**EXERCISE OBJECTIVE**: All of the lines below are to be printed again exactly; images are excluded from the output.

**RECORDS FOR THIS EXERCISE**:
======

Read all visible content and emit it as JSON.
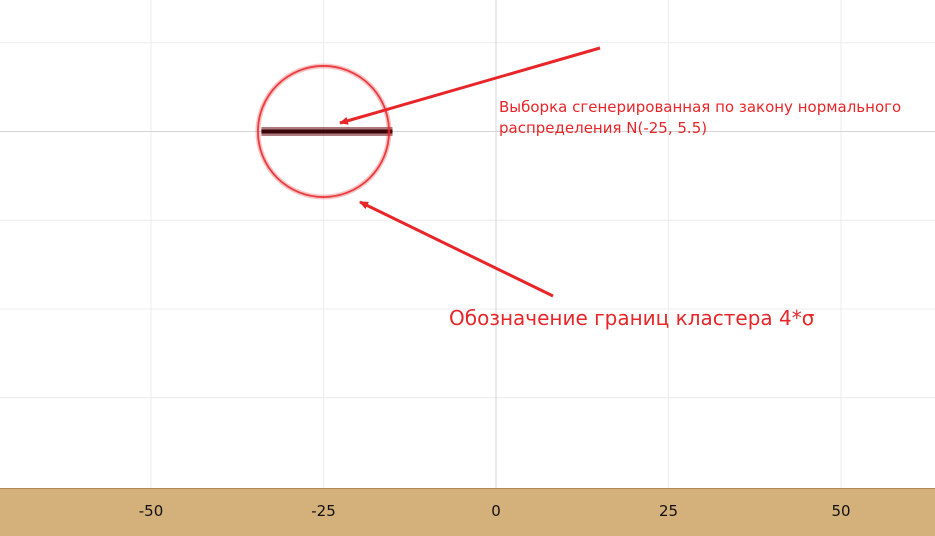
{
  "colors": {
    "background": "#ffffff",
    "grid": "#ececec",
    "axis": "#d4d4d4",
    "axis_band": "#d4b07a",
    "boundary_circle": "#e8262a",
    "sample_points": "#6b0d12",
    "annotation": "#e8262a"
  },
  "chart_data": {
    "type": "scatter",
    "title": "",
    "xlabel": "",
    "ylabel": "",
    "xlim": [
      -71,
      64
    ],
    "ylim": [
      -2.06,
      0.7
    ],
    "xticks": [
      -50,
      -25,
      0,
      25,
      50
    ],
    "xtick_labels": [
      "-50",
      "-25",
      "0",
      "25",
      "50"
    ],
    "yticks": [
      0.5,
      0,
      -0.5,
      -1,
      -1.5
    ],
    "grid": true,
    "series": [
      {
        "kind": "points",
        "distribution": "N(-25, 5.5)",
        "x_range": [
          -34,
          -15
        ],
        "y": 0,
        "color": "#6b0d12"
      },
      {
        "kind": "circle",
        "center": [
          -25,
          0
        ],
        "radius": 9.5,
        "color": "#e8262a"
      }
    ],
    "annotations": [
      {
        "id": "sample",
        "lines": [
          "Выборка сгенерированная по закону нормального",
          "распределения N(-25, 5.5)"
        ],
        "arrow_to": "points"
      },
      {
        "id": "boundary",
        "lines": [
          "Обозначение границ кластера 4*σ"
        ],
        "arrow_to": "circle"
      }
    ]
  }
}
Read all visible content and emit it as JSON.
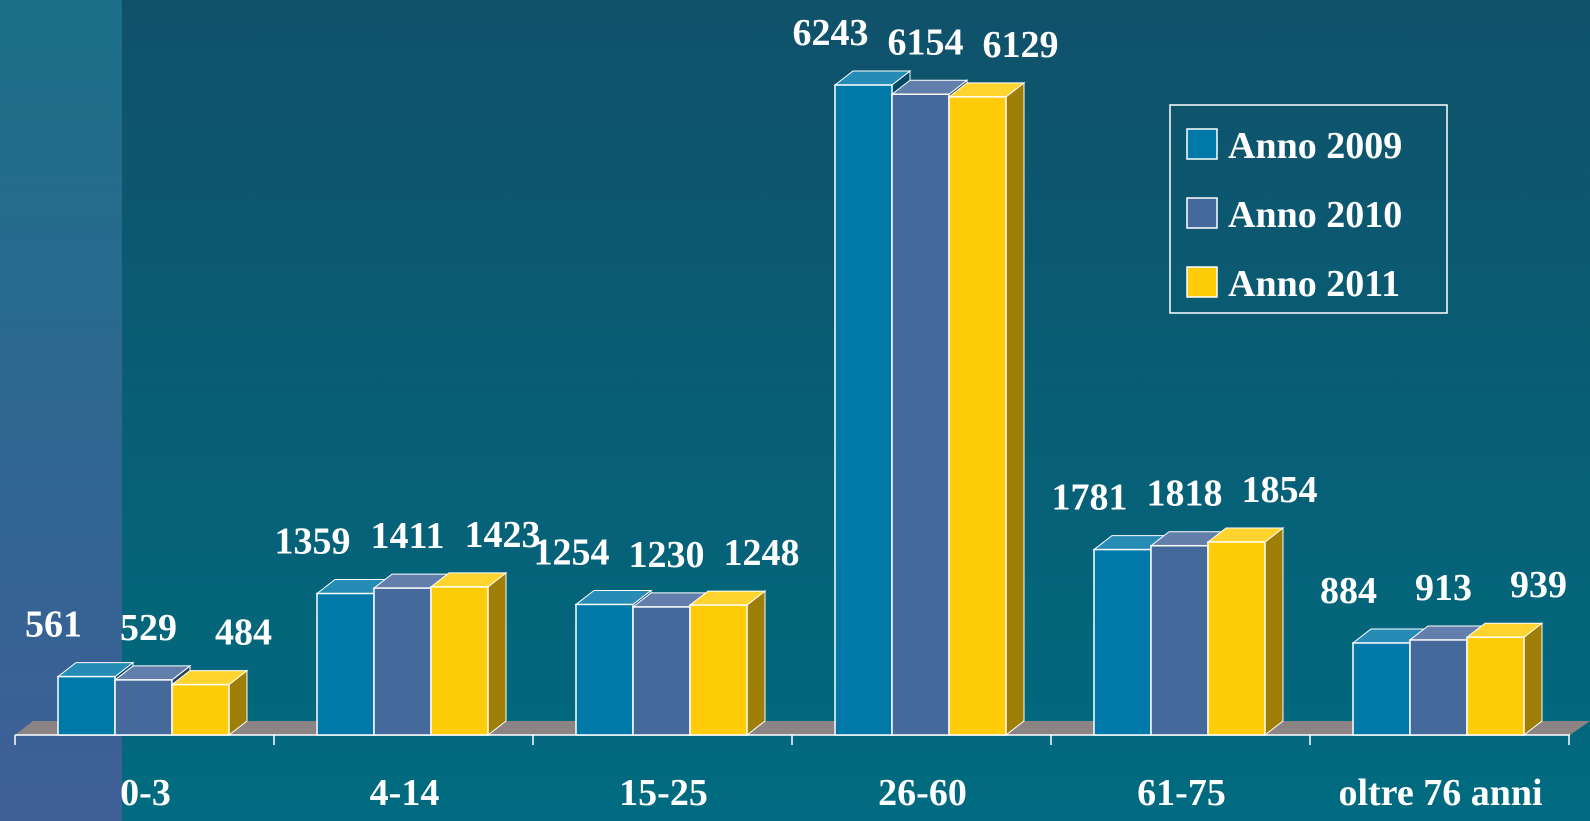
{
  "chart_data": {
    "type": "bar3d",
    "categories": [
      "0-3",
      "4-14",
      "15-25",
      "26-60",
      "61-75",
      "oltre 76 anni"
    ],
    "series": [
      {
        "name": "Anno 2009",
        "color": "#0078a8",
        "values": [
          561,
          1359,
          1254,
          6243,
          1781,
          884
        ]
      },
      {
        "name": "Anno 2010",
        "color": "#46699c",
        "values": [
          529,
          1411,
          1230,
          6154,
          1818,
          913
        ]
      },
      {
        "name": "Anno 2011",
        "color": "#ffcc0a",
        "values": [
          484,
          1423,
          1248,
          6129,
          1854,
          939
        ]
      }
    ],
    "legend": "upper right"
  }
}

======

**FULL RESPONSE**:
Read all visible content and emit it as JSON.
{
  "colors": {
    "background": "#ffffff",
    "grid": "#ececec",
    "axis": "#d4d4d4",
    "axis_band": "#d4b07a",
    "boundary_circle": "#e8262a",
    "sample_points": "#6b0d12",
    "annotation": "#e8262a"
  },
  "chart_data": {
    "type": "scatter",
    "title": "",
    "xlabel": "",
    "ylabel": "",
    "xlim": [
      -71,
      64
    ],
    "ylim": [
      -2.06,
      0.7
    ],
    "xticks": [
      -50,
      -25,
      0,
      25,
      50
    ],
    "xtick_labels": [
      "-50",
      "-25",
      "0",
      "25",
      "50"
    ],
    "yticks": [
      0.5,
      0,
      -0.5,
      -1,
      -1.5
    ],
    "grid": true,
    "series": [
      {
        "kind": "points",
        "distribution": "N(-25, 5.5)",
        "x_range": [
          -34,
          -15
        ],
        "y": 0,
        "color": "#6b0d12"
      },
      {
        "kind": "circle",
        "center": [
          -25,
          0
        ],
        "radius": 9.5,
        "color": "#e8262a"
      }
    ],
    "annotations": [
      {
        "id": "sample",
        "lines": [
          "Выборка сгенерированная по закону нормального",
          "распределения N(-25, 5.5)"
        ],
        "arrow_to": "points"
      },
      {
        "id": "boundary",
        "lines": [
          "Обозначение границ кластера 4*σ"
        ],
        "arrow_to": "circle"
      }
    ]
  }
}
Read all visible content and emit it as JSON.
{
  "chart_data": {
    "type": "bar3d",
    "categories": [
      "0-3",
      "4-14",
      "15-25",
      "26-60",
      "61-75",
      "oltre 76 anni"
    ],
    "series": [
      {
        "name": "Anno 2009",
        "color": "#0078a8",
        "values": [
          561,
          1359,
          1254,
          6243,
          1781,
          884
        ]
      },
      {
        "name": "Anno 2010",
        "color": "#46699c",
        "values": [
          529,
          1411,
          1230,
          6154,
          1818,
          913
        ]
      },
      {
        "name": "Anno 2011",
        "color": "#ffcc0a",
        "values": [
          484,
          1423,
          1248,
          6129,
          1854,
          939
        ]
      }
    ],
    "legend": "upper right"
  }
}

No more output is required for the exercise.